(Data records)
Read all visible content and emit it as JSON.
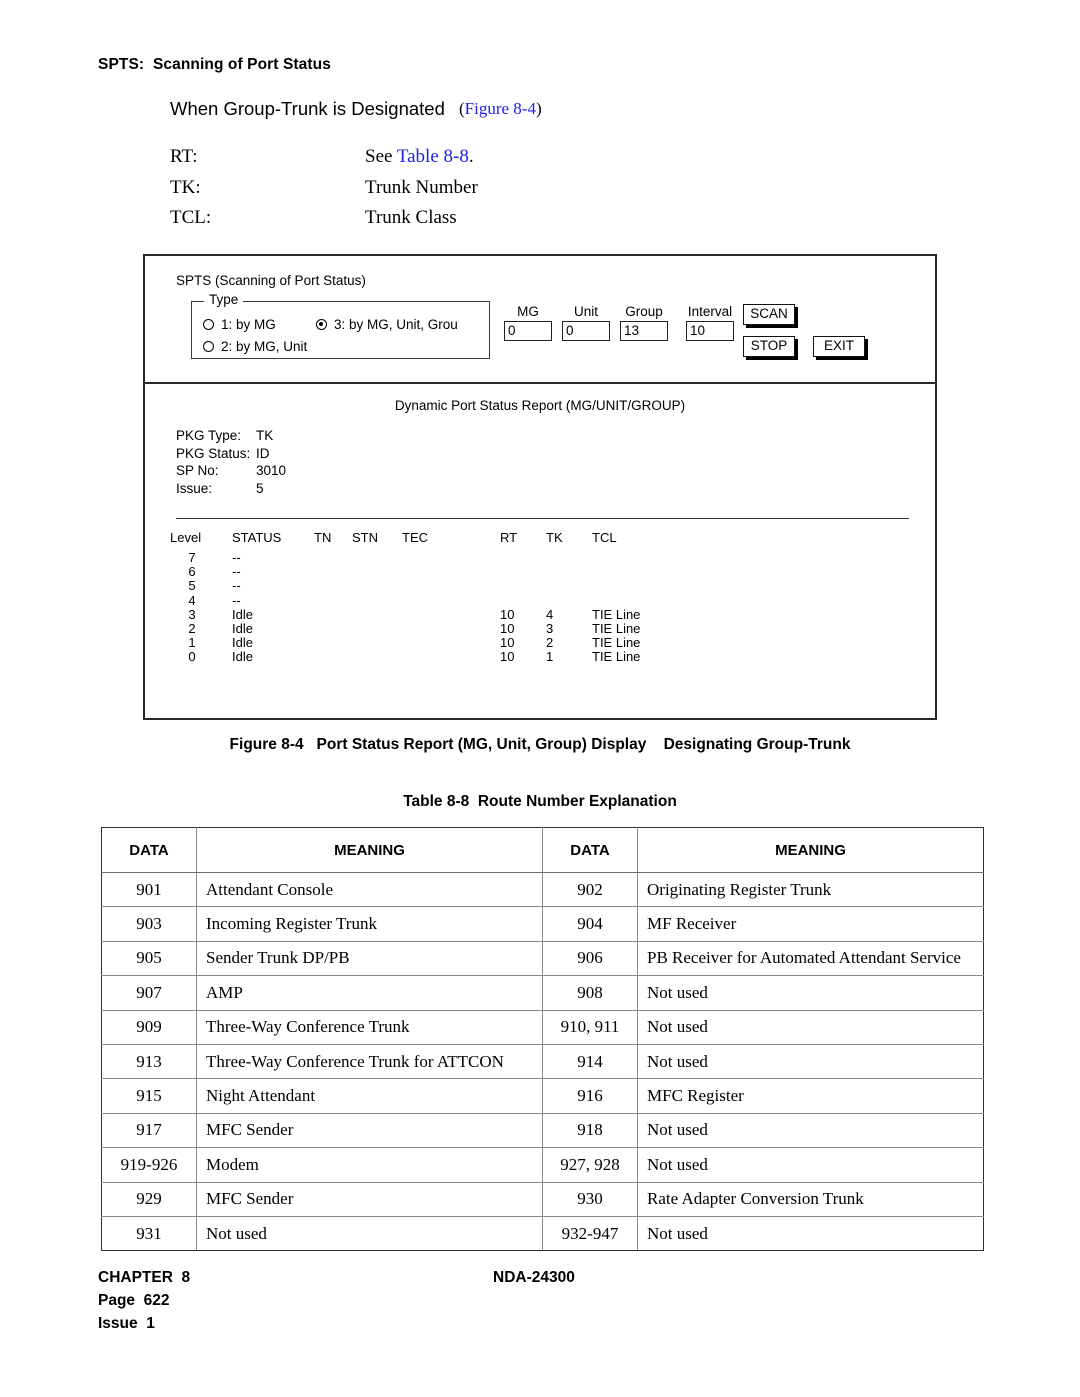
{
  "page_header": "SPTS:  Scanning of Port Status",
  "intro": {
    "title_text": "When Group-Trunk is Designated",
    "title_ref_open": "(",
    "title_ref_link": "Figure 8-4",
    "title_ref_close": ")",
    "definitions": [
      {
        "term": "RT:",
        "desc_prefix": "See ",
        "desc_link": "Table 8-8",
        "desc_suffix": "."
      },
      {
        "term": "TK:",
        "desc_prefix": "Trunk Number",
        "desc_link": "",
        "desc_suffix": ""
      },
      {
        "term": "TCL:",
        "desc_prefix": "Trunk Class",
        "desc_link": "",
        "desc_suffix": ""
      }
    ]
  },
  "dialog": {
    "title": "SPTS (Scanning of Port Status)",
    "type_group": {
      "legend": "Type",
      "options": [
        {
          "label": "1: by MG",
          "selected": false
        },
        {
          "label": "2: by MG, Unit",
          "selected": false
        },
        {
          "label": "3: by MG, Unit, Grou",
          "selected": true
        }
      ]
    },
    "fields": [
      {
        "label": "MG",
        "value": "0"
      },
      {
        "label": "Unit",
        "value": "0"
      },
      {
        "label": "Group",
        "value": "13"
      },
      {
        "label": "Interval",
        "value": "10"
      }
    ],
    "buttons": [
      {
        "label": "SCAN"
      },
      {
        "label": "STOP"
      },
      {
        "label": "EXIT"
      }
    ],
    "report": {
      "title": "Dynamic Port Status Report (MG/UNIT/GROUP)",
      "meta": [
        {
          "key": "PKG Type:",
          "value": "TK"
        },
        {
          "key": "PKG Status:",
          "value": "ID"
        },
        {
          "key": "SP No:",
          "value": "3010"
        },
        {
          "key": "Issue:",
          "value": "5"
        }
      ],
      "columns": [
        "Level",
        "STATUS",
        "TN",
        "STN",
        "TEC",
        "RT",
        "TK",
        "TCL"
      ],
      "rows": [
        {
          "level": "7",
          "status": "--",
          "tn": "",
          "stn": "",
          "tec": "",
          "rt": "",
          "tk": "",
          "tcl": ""
        },
        {
          "level": "6",
          "status": "--",
          "tn": "",
          "stn": "",
          "tec": "",
          "rt": "",
          "tk": "",
          "tcl": ""
        },
        {
          "level": "5",
          "status": "--",
          "tn": "",
          "stn": "",
          "tec": "",
          "rt": "",
          "tk": "",
          "tcl": ""
        },
        {
          "level": "4",
          "status": "--",
          "tn": "",
          "stn": "",
          "tec": "",
          "rt": "",
          "tk": "",
          "tcl": ""
        },
        {
          "level": "3",
          "status": "Idle",
          "tn": "",
          "stn": "",
          "tec": "",
          "rt": "10",
          "tk": "4",
          "tcl": "TIE Line"
        },
        {
          "level": "2",
          "status": "Idle",
          "tn": "",
          "stn": "",
          "tec": "",
          "rt": "10",
          "tk": "3",
          "tcl": "TIE Line"
        },
        {
          "level": "1",
          "status": "Idle",
          "tn": "",
          "stn": "",
          "tec": "",
          "rt": "10",
          "tk": "2",
          "tcl": "TIE Line"
        },
        {
          "level": "0",
          "status": "Idle",
          "tn": "",
          "stn": "",
          "tec": "",
          "rt": "10",
          "tk": "1",
          "tcl": "TIE Line"
        }
      ]
    }
  },
  "figure_caption": "Figure 8-4   Port Status Report (MG, Unit, Group) Display    Designating Group-Trunk",
  "table_caption": "Table 8-8  Route Number Explanation",
  "route_table": {
    "headers": [
      "DATA",
      "MEANING",
      "DATA",
      "MEANING"
    ],
    "rows": [
      [
        "901",
        "Attendant Console",
        "902",
        "Originating Register Trunk"
      ],
      [
        "903",
        "Incoming Register Trunk",
        "904",
        "MF Receiver"
      ],
      [
        "905",
        "Sender Trunk DP/PB",
        "906",
        "PB Receiver for Automated Attendant Service"
      ],
      [
        "907",
        "AMP",
        "908",
        "Not used"
      ],
      [
        "909",
        "Three-Way Conference Trunk",
        "910, 911",
        "Not used"
      ],
      [
        "913",
        "Three-Way Conference Trunk for ATTCON",
        "914",
        "Not used"
      ],
      [
        "915",
        "Night Attendant",
        "916",
        "MFC Register"
      ],
      [
        "917",
        "MFC Sender",
        "918",
        "Not used"
      ],
      [
        "919-926",
        "Modem",
        "927, 928",
        "Not used"
      ],
      [
        "929",
        "MFC Sender",
        "930",
        "Rate Adapter Conversion Trunk"
      ],
      [
        "931",
        "Not used",
        "932-947",
        "Not used"
      ]
    ]
  },
  "footer": {
    "chapter": "CHAPTER  8",
    "doc_number": "NDA-24300",
    "page": "Page  622",
    "issue": "Issue  1"
  }
}
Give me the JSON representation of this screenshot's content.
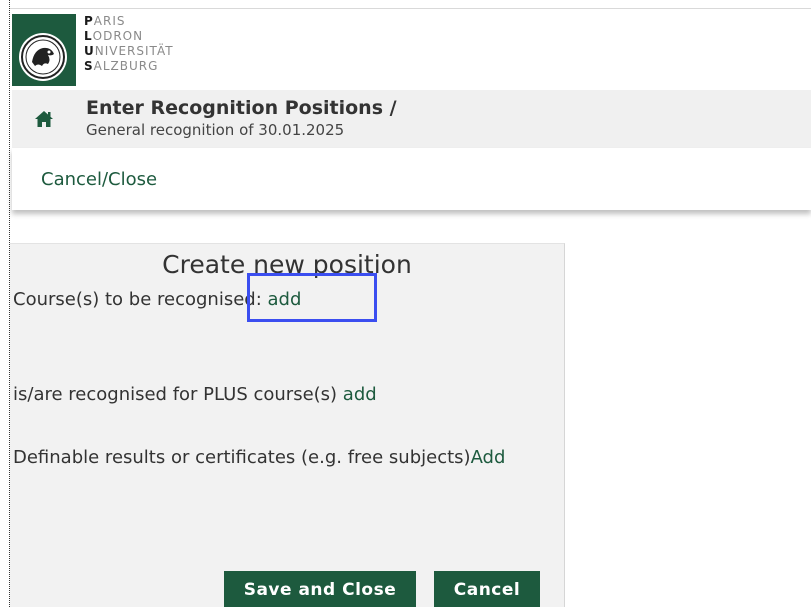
{
  "logo": {
    "lines": [
      {
        "initial": "P",
        "rest": "ARIS"
      },
      {
        "initial": "L",
        "rest": "ODRON"
      },
      {
        "initial": "U",
        "rest": "NIVERSITÄT"
      },
      {
        "initial": "S",
        "rest": "ALZBURG"
      }
    ],
    "brand_color": "#1d5a3e"
  },
  "header": {
    "icon": "home-icon",
    "title": "Enter Recognition Positions  /",
    "subtitle": "General recognition of 30.01.2025"
  },
  "actions": {
    "cancel_close_label": "Cancel/Close"
  },
  "form": {
    "title": "Create new position",
    "courses_label": "Course(s) to be recognised: ",
    "courses_add": "add",
    "plus_label": "is/are recognised for PLUS course(s) ",
    "plus_add": "add",
    "definable_label": "Definable results or certificates (e.g. free subjects)",
    "definable_add": "Add",
    "save_close_label": "Save and Close",
    "cancel_label": "Cancel"
  },
  "colors": {
    "accent": "#1d5a3e",
    "highlight": "#3b4ef0"
  }
}
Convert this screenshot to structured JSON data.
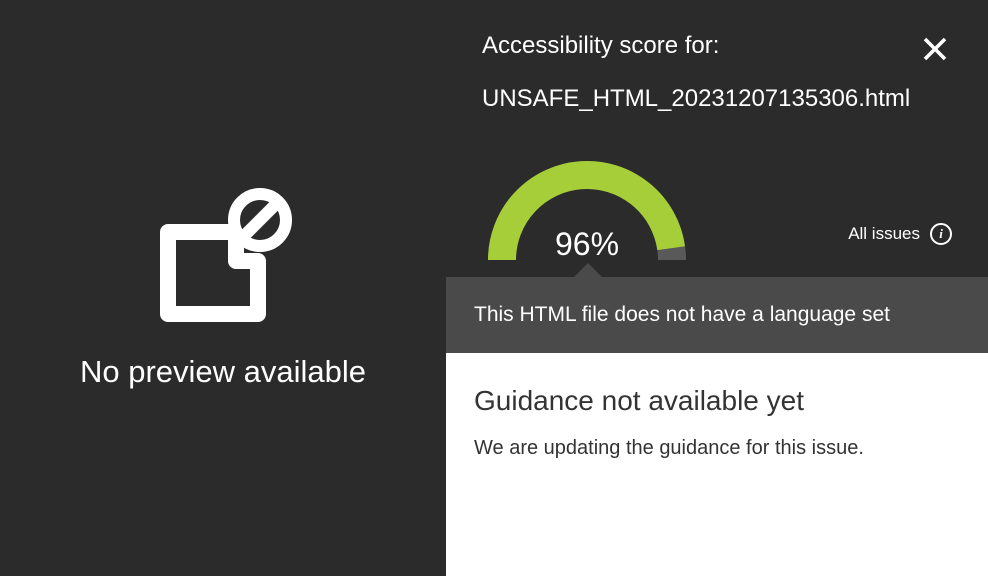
{
  "preview": {
    "message": "No preview available"
  },
  "header": {
    "score_label": "Accessibility score for:",
    "filename": "UNSAFE_HTML_20231207135306.html"
  },
  "gauge": {
    "percent_label": "96%",
    "percent_value": 96
  },
  "all_issues": {
    "label": "All issues"
  },
  "issue": {
    "message": "This HTML file does not have a language set"
  },
  "guidance": {
    "title": "Guidance not available yet",
    "body": "We are updating the guidance for this issue."
  }
}
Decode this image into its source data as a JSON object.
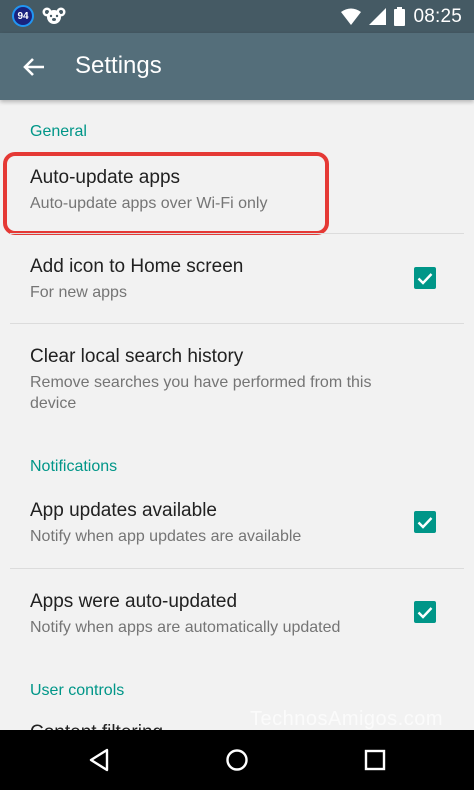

THE EXERCISE:
Without including any picture, repeat the data exactly.

EXERCISE RESULT:
Read all visible content and emit it as JSON.
{
  "page_header": "SPTS:  Scanning of Port Status",
  "intro": {
    "title_text": "When Group-Trunk is Designated",
    "title_ref_open": "(",
    "title_ref_link": "Figure 8-4",
    "title_ref_close": ")",
    "definitions": [
      {
        "term": "RT:",
        "desc_prefix": "See ",
        "desc_link": "Table 8-8",
        "desc_suffix": "."
      },
      {
        "term": "TK:",
        "desc_prefix": "Trunk Number",
        "desc_link": "",
        "desc_suffix": ""
      },
      {
        "term": "TCL:",
        "desc_prefix": "Trunk Class",
        "desc_link": "",
        "desc_suffix": ""
      }
    ]
  },
  "dialog": {
    "title": "SPTS (Scanning of Port Status)",
    "type_group": {
      "legend": "Type",
      "options": [
        {
          "label": "1: by MG",
          "selected": false
        },
        {
          "label": "2: by MG, Unit",
          "selected": false
        },
        {
          "label": "3: by MG, Unit, Grou",
          "selected": true
        }
      ]
    },
    "fields": [
      {
        "label": "MG",
        "value": "0"
      },
      {
        "label": "Unit",
        "value": "0"
      },
      {
        "label": "Group",
        "value": "13"
      },
      {
        "label": "Interval",
        "value": "10"
      }
    ],
    "buttons": [
      {
        "label": "SCAN"
      },
      {
        "label": "STOP"
      },
      {
        "label": "EXIT"
      }
    ],
    "report": {
      "title": "Dynamic Port Status Report (MG/UNIT/GROUP)",
      "meta": [
        {
          "key": "PKG Type:",
          "value": "TK"
        },
        {
          "key": "PKG Status:",
          "value": "ID"
        },
        {
          "key": "SP No:",
          "value": "3010"
        },
        {
          "key": "Issue:",
          "value": "5"
        }
      ],
      "columns": [
        "Level",
        "STATUS",
        "TN",
        "STN",
        "TEC",
        "RT",
        "TK",
        "TCL"
      ],
      "rows": [
        {
          "level": "7",
          "status": "--",
          "tn": "",
          "stn": "",
          "tec": "",
          "rt": "",
          "tk": "",
          "tcl": ""
        },
        {
          "level": "6",
          "status": "--",
          "tn": "",
          "stn": "",
          "tec": "",
          "rt": "",
          "tk": "",
          "tcl": ""
        },
        {
          "level": "5",
          "status": "--",
          "tn": "",
          "stn": "",
          "tec": "",
          "rt": "",
          "tk": "",
          "tcl": ""
        },
        {
          "level": "4",
          "status": "--",
          "tn": "",
          "stn": "",
          "tec": "",
          "rt": "",
          "tk": "",
          "tcl": ""
        },
        {
          "level": "3",
          "status": "Idle",
          "tn": "",
          "stn": "",
          "tec": "",
          "rt": "10",
          "tk": "4",
          "tcl": "TIE Line"
        },
        {
          "level": "2",
          "status": "Idle",
          "tn": "",
          "stn": "",
          "tec": "",
          "rt": "10",
          "tk": "3",
          "tcl": "TIE Line"
        },
        {
          "level": "1",
          "status": "Idle",
          "tn": "",
          "stn": "",
          "tec": "",
          "rt": "10",
          "tk": "2",
          "tcl": "TIE Line"
        },
        {
          "level": "0",
          "status": "Idle",
          "tn": "",
          "stn": "",
          "tec": "",
          "rt": "10",
          "tk": "1",
          "tcl": "TIE Line"
        }
      ]
    }
  },
  "figure_caption": "Figure 8-4   Port Status Report (MG, Unit, Group) Display    Designating Group-Trunk",
  "table_caption": "Table 8-8  Route Number Explanation",
  "route_table": {
    "headers": [
      "DATA",
      "MEANING",
      "DATA",
      "MEANING"
    ],
    "rows": [
      [
        "901",
        "Attendant Console",
        "902",
        "Originating Register Trunk"
      ],
      [
        "903",
        "Incoming Register Trunk",
        "904",
        "MF Receiver"
      ],
      [
        "905",
        "Sender Trunk DP/PB",
        "906",
        "PB Receiver for Automated Attendant Service"
      ],
      [
        "907",
        "AMP",
        "908",
        "Not used"
      ],
      [
        "909",
        "Three-Way Conference Trunk",
        "910, 911",
        "Not used"
      ],
      [
        "913",
        "Three-Way Conference Trunk for ATTCON",
        "914",
        "Not used"
      ],
      [
        "915",
        "Night Attendant",
        "916",
        "MFC Register"
      ],
      [
        "917",
        "MFC Sender",
        "918",
        "Not used"
      ],
      [
        "919-926",
        "Modem",
        "927, 928",
        "Not used"
      ],
      [
        "929",
        "MFC Sender",
        "930",
        "Rate Adapter Conversion Trunk"
      ],
      [
        "931",
        "Not used",
        "932-947",
        "Not used"
      ]
    ]
  },
  "footer": {
    "chapter": "CHAPTER  8",
    "doc_number": "NDA-24300",
    "page": "Page  622",
    "issue": "Issue  1"
  }
}
Give me the JSON representation of this screenshot's content.
{
  "logo": {
    "lines": [
      {
        "initial": "P",
        "rest": "ARIS"
      },
      {
        "initial": "L",
        "rest": "ODRON"
      },
      {
        "initial": "U",
        "rest": "NIVERSITÄT"
      },
      {
        "initial": "S",
        "rest": "ALZBURG"
      }
    ],
    "brand_color": "#1d5a3e"
  },
  "header": {
    "icon": "home-icon",
    "title": "Enter Recognition Positions  /",
    "subtitle": "General recognition of 30.01.2025"
  },
  "actions": {
    "cancel_close_label": "Cancel/Close"
  },
  "form": {
    "title": "Create new position",
    "courses_label": "Course(s) to be recognised: ",
    "courses_add": "add",
    "plus_label": "is/are recognised for PLUS course(s) ",
    "plus_add": "add",
    "definable_label": "Definable results or certificates (e.g. free subjects)",
    "definable_add": "Add",
    "save_close_label": "Save and Close",
    "cancel_label": "Cancel"
  },
  "colors": {
    "accent": "#1d5a3e",
    "highlight": "#3b4ef0"
  }
}
Convert this screenshot to structured JSON data.
{
  "preview": {
    "message": "No preview available"
  },
  "header": {
    "score_label": "Accessibility score for:",
    "filename": "UNSAFE_HTML_20231207135306.html"
  },
  "gauge": {
    "percent_label": "96%",
    "percent_value": 96
  },
  "all_issues": {
    "label": "All issues"
  },
  "issue": {
    "message": "This HTML file does not have a language set"
  },
  "guidance": {
    "title": "Guidance not available yet",
    "body": "We are updating the guidance for this issue."
  }
}
Decode this image into its source data as a JSON object.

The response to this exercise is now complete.